## GOAL
Read the listing and extract each line that includes the word "breakfast".

---

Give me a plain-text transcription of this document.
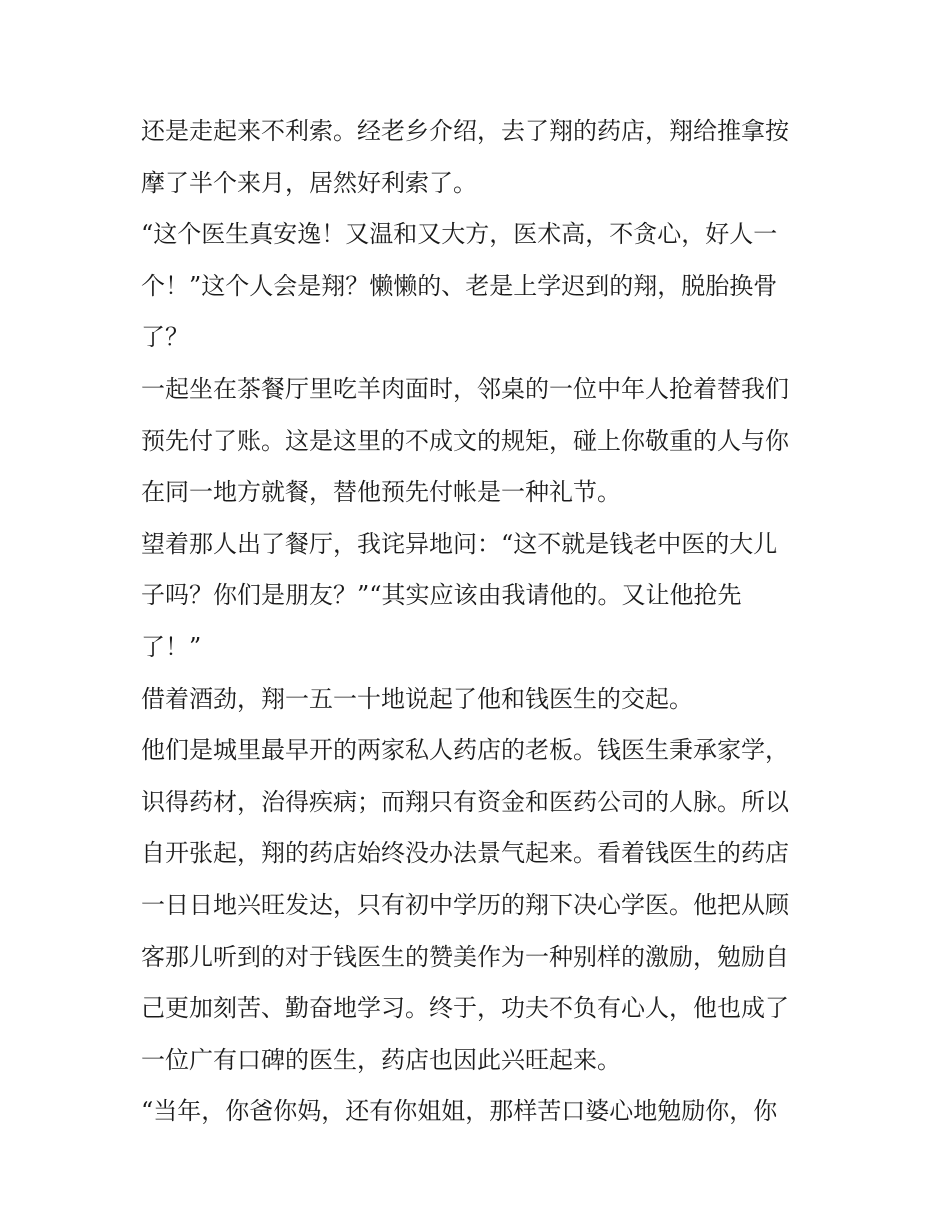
还是走起来不利索。经老乡介绍，去了翔的药店，翔给推拿按
摩了半个来月，居然好利索了。
“这个医生真安逸！又温和又大方，医术高，不贪心，好人一
个！”这个人会是翔？懒懒的、老是上学迟到的翔，脱胎换骨
了？
一起坐在茶餐厅里吃羊肉面时，邻桌的一位中年人抢着替我们
预先付了账。这是这里的不成文的规矩，碰上你敬重的人与你
在同一地方就餐，替他预先付帐是一种礼节。
望着那人出了餐厅，我诧异地问：“这不就是钱老中医的大儿
子吗？你们是朋友？”“其实应该由我请他的。又让他抢先
了！”
借着酒劲，翔一五一十地说起了他和钱医生的交起。
他们是城里最早开的两家私人药店的老板。钱医生秉承家学，
识得药材，治得疾病；而翔只有资金和医药公司的人脉。所以
自开张起，翔的药店始终没办法景气起来。看着钱医生的药店
一日日地兴旺发达，只有初中学历的翔下决心学医。他把从顾
客那儿听到的对于钱医生的赞美作为一种别样的激励，勉励自
己更加刻苦、勤奋地学习。终于，功夫不负有心人，他也成了
一位广有口碑的医生，药店也因此兴旺起来。
“当年，你爸你妈，还有你姐姐，那样苦口婆心地勉励你，你
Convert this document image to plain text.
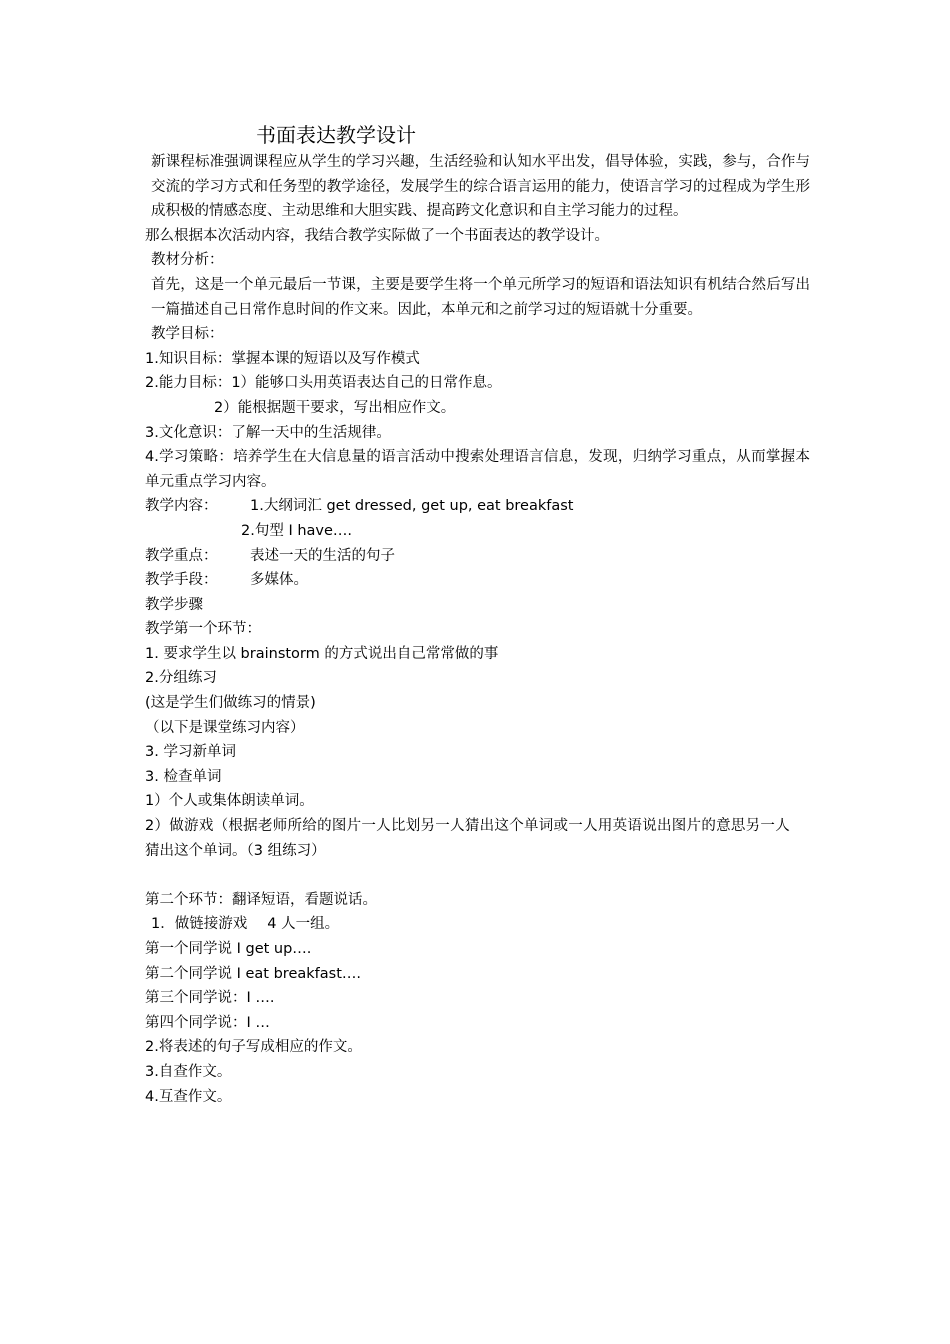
书面表达教学设计

新课程标准强调课程应从学生的学习兴趣，生活经验和认知水平出发，倡导体验，实践，参与，合作与交流的学习方式和任务型的教学途径，发展学生的综合语言运用的能力，使语言学习的过程成为学生形成积极的情感态度、主动思维和大胆实践、提高跨文化意识和自主学习能力的过程。

那么根据本次活动内容，我结合教学实际做了一个书面表达的教学设计。

教材分析：

首先，这是一个单元最后一节课，主要是要学生将一个单元所学习的短语和语法知识有机结合然后写出一篇描述自己日常作息时间的作文来。因此，本单元和之前学习过的短语就十分重要。

教学目标：

1.知识目标：掌握本课的短语以及写作模式

2.能力目标：1）能够口头用英语表达自己的日常作息。

2）能根据题干要求，写出相应作文。

3.文化意识：了解一天中的生活规律。

4.学习策略：培养学生在大信息量的语言活动中搜索处理语言信息，发现，归纳学习重点，从而掌握本单元重点学习内容。

教学内容： 1.大纲词汇 get dressed, get up, eat breakfast

2.句型 I have….

教学重点： 表述一天的生活的句子

教学手段： 多媒体。

教学步骤

教学第一个环节：

1. 要求学生以 brainstorm 的方式说出自己常常做的事

2.分组练习

(这是学生们做练习的情景)

（以下是课堂练习内容）

3. 学习新单词

3. 检查单词

1）个人或集体朗读单词。

2）做游戏（根据老师所给的图片一人比划另一人猜出这个单词或一人用英语说出图片的意思另一人猜出这个单词。（3 组练习）

第二个环节：翻译短语，看题说话。

1．做链接游戏 4 人一组。

第一个同学说 I get up….

第二个同学说 I eat breakfast….

第三个同学说：I ….

第四个同学说：I …

2.将表述的句子写成相应的作文。

3.自查作文。

4.互查作文。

---

## WRITTEN REPLY
教学内容： 1.大纲词汇 get dressed, get up, eat breakfast
第二个同学说 I eat breakfast….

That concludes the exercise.